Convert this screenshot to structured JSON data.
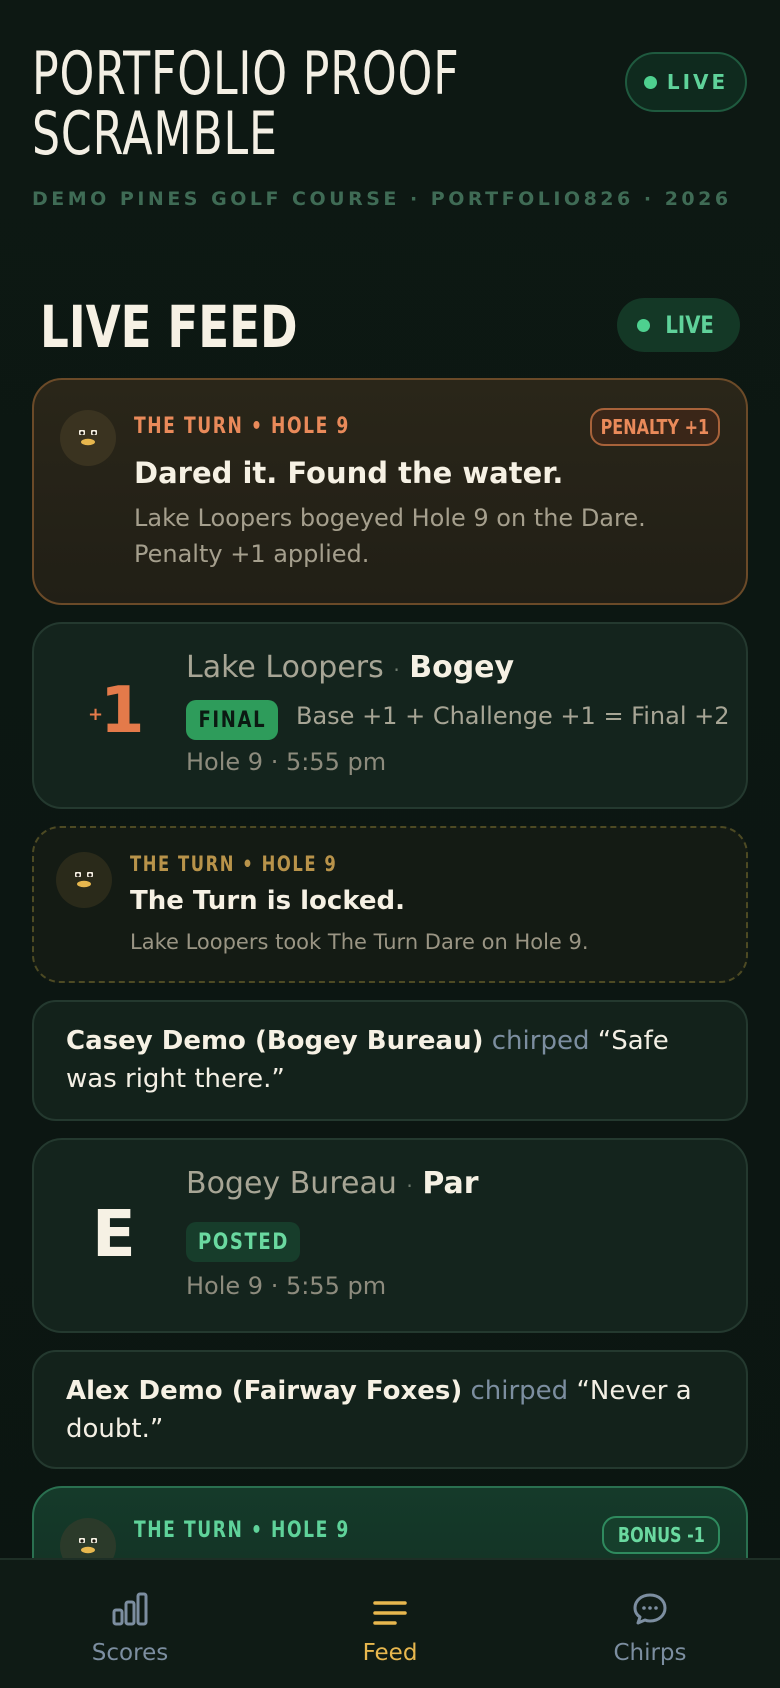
{
  "header": {
    "title": "PORTFOLIO PROOF SCRAMBLE",
    "subtitle": "DEMO PINES GOLF COURSE · PORTFOLIO826 · 2026",
    "live_label": "LIVE"
  },
  "feed": {
    "title": "LIVE FEED",
    "live_label": "LIVE",
    "penalty_card": {
      "eyebrow": "THE TURN • HOLE 9",
      "badge": "PENALTY +1",
      "title": "Dared it. Found the water.",
      "body": "Lake Loopers bogeyed Hole 9 on the Dare. Penalty +1 applied."
    },
    "score_card_1": {
      "sign": "+",
      "score": "1",
      "team": "Lake Loopers",
      "separator": "·",
      "result": "Bogey",
      "status": "FINAL",
      "formula": "Base +1 + Challenge +1 = Final +2",
      "meta": "Hole 9 · 5:55 pm"
    },
    "locked_card": {
      "eyebrow": "THE TURN • HOLE 9",
      "title": "The Turn is locked.",
      "body": "Lake Loopers took The Turn Dare on Hole 9."
    },
    "chirp_1": {
      "author": "Casey Demo (Bogey Bureau)",
      "verb": "chirped",
      "message": "“Safe was right there.”"
    },
    "score_card_2": {
      "score": "E",
      "team": "Bogey Bureau",
      "separator": "·",
      "result": "Par",
      "status": "POSTED",
      "meta": "Hole 9 · 5:55 pm"
    },
    "chirp_2": {
      "author": "Alex Demo (Fairway Foxes)",
      "verb": "chirped",
      "message": "“Never a doubt.”"
    },
    "bonus_card": {
      "eyebrow": "THE TURN • HOLE 9",
      "badge": "BONUS -1"
    }
  },
  "nav": {
    "items": [
      {
        "label": "Scores",
        "icon": "bar-chart-icon"
      },
      {
        "label": "Feed",
        "icon": "menu-lines-icon"
      },
      {
        "label": "Chirps",
        "icon": "chat-bubble-icon"
      }
    ],
    "active": "Feed"
  },
  "colors": {
    "background": "#0c1712",
    "accent_green": "#4ed08f",
    "penalty_orange": "#e98a5a",
    "locked_gold": "#b8934a",
    "nav_active": "#e7b74e",
    "nav_inactive": "#7c8ea0"
  }
}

---

The request: Collect each line above holding the string "team".

Task answer:
      "team": "Lake Loopers",
      "team": "Bogey Bureau",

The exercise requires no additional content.